## BEGIN DATA TO PROCESS

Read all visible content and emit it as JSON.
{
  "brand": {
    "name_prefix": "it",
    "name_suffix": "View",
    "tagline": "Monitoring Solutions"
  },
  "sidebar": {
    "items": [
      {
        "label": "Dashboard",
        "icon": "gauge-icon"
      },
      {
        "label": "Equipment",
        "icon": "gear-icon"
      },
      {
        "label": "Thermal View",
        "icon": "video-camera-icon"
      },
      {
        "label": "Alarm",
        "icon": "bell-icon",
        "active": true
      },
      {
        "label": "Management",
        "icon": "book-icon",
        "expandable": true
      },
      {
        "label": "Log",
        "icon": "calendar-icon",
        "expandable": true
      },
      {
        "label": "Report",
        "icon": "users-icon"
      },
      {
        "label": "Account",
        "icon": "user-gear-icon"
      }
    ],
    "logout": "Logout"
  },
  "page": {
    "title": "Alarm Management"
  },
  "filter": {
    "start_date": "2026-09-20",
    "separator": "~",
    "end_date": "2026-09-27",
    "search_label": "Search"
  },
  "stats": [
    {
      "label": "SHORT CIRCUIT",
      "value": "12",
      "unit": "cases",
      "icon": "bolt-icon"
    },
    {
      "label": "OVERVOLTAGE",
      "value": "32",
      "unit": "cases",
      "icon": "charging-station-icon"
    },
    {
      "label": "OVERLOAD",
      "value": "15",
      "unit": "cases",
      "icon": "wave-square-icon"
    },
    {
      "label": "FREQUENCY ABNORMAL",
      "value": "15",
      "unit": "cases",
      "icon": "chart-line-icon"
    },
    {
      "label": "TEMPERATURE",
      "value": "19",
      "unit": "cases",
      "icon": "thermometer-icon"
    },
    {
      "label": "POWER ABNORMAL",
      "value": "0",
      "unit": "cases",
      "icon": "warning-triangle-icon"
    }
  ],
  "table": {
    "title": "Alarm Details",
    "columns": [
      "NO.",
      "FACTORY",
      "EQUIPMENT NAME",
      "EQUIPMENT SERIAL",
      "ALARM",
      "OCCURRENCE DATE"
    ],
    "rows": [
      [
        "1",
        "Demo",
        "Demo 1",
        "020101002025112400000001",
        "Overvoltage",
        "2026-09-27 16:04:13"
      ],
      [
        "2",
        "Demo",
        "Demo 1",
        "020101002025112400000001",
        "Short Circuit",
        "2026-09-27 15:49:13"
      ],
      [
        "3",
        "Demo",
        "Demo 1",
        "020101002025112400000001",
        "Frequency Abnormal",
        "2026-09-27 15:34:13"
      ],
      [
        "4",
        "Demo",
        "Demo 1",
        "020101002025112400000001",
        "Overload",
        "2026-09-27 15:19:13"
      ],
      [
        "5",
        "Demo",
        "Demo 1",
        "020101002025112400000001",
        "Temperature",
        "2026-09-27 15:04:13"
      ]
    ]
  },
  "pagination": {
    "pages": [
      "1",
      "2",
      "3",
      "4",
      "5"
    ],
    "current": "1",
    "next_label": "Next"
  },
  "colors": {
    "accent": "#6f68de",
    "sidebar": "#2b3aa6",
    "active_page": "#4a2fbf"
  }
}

## END DATA TO PROCESS

- **EXERCISE DESCRIPTION**:
Restate each entry exactly, skipping none.

- **OUTPUT OF THE TASK**:
Read all visible content and emit it as JSON.
{
  "brand": {
    "name_prefix": "it",
    "name_suffix": "View",
    "tagline": "Monitoring Solutions"
  },
  "sidebar": {
    "items": [
      {
        "label": "Dashboard",
        "icon": "gauge-icon"
      },
      {
        "label": "Equipment",
        "icon": "gear-icon"
      },
      {
        "label": "Thermal View",
        "icon": "video-camera-icon"
      },
      {
        "label": "Alarm",
        "icon": "bell-icon",
        "active": true
      },
      {
        "label": "Management",
        "icon": "book-icon",
        "expandable": true
      },
      {
        "label": "Log",
        "icon": "calendar-icon",
        "expandable": true
      },
      {
        "label": "Report",
        "icon": "users-icon"
      },
      {
        "label": "Account",
        "icon": "user-gear-icon"
      }
    ],
    "logout": "Logout"
  },
  "page": {
    "title": "Alarm Management"
  },
  "filter": {
    "start_date": "2026-09-20",
    "separator": "~",
    "end_date": "2026-09-27",
    "search_label": "Search"
  },
  "stats": [
    {
      "label": "SHORT CIRCUIT",
      "value": "12",
      "unit": "cases",
      "icon": "bolt-icon"
    },
    {
      "label": "OVERVOLTAGE",
      "value": "32",
      "unit": "cases",
      "icon": "charging-station-icon"
    },
    {
      "label": "OVERLOAD",
      "value": "15",
      "unit": "cases",
      "icon": "wave-square-icon"
    },
    {
      "label": "FREQUENCY ABNORMAL",
      "value": "15",
      "unit": "cases",
      "icon": "chart-line-icon"
    },
    {
      "label": "TEMPERATURE",
      "value": "19",
      "unit": "cases",
      "icon": "thermometer-icon"
    },
    {
      "label": "POWER ABNORMAL",
      "value": "0",
      "unit": "cases",
      "icon": "warning-triangle-icon"
    }
  ],
  "table": {
    "title": "Alarm Details",
    "columns": [
      "NO.",
      "FACTORY",
      "EQUIPMENT NAME",
      "EQUIPMENT SERIAL",
      "ALARM",
      "OCCURRENCE DATE"
    ],
    "rows": [
      [
        "1",
        "Demo",
        "Demo 1",
        "020101002025112400000001",
        "Overvoltage",
        "2026-09-27 16:04:13"
      ],
      [
        "2",
        "Demo",
        "Demo 1",
        "020101002025112400000001",
        "Short Circuit",
        "2026-09-27 15:49:13"
      ],
      [
        "3",
        "Demo",
        "Demo 1",
        "020101002025112400000001",
        "Frequency Abnormal",
        "2026-09-27 15:34:13"
      ],
      [
        "4",
        "Demo",
        "Demo 1",
        "020101002025112400000001",
        "Overload",
        "2026-09-27 15:19:13"
      ],
      [
        "5",
        "Demo",
        "Demo 1",
        "020101002025112400000001",
        "Temperature",
        "2026-09-27 15:04:13"
      ]
    ]
  },
  "pagination": {
    "pages": [
      "1",
      "2",
      "3",
      "4",
      "5"
    ],
    "current": "1",
    "next_label": "Next"
  },
  "colors": {
    "accent": "#6f68de",
    "sidebar": "#2b3aa6",
    "active_page": "#4a2fbf"
  }
}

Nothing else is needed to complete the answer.